» **Data for processing**:
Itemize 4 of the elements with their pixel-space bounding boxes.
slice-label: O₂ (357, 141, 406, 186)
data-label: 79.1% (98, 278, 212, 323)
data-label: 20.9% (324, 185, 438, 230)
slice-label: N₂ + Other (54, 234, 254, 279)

» **Exercise details**: Retype the data above line for line, without changing anything.

» **Output below**:
Itemize 4 of the elements with their pixel-space bounding boxes.
slice-label: O₂ (357, 141, 406, 186)
data-label: 79.1% (98, 278, 212, 323)
data-label: 20.9% (324, 185, 438, 230)
slice-label: N₂ + Other (54, 234, 254, 279)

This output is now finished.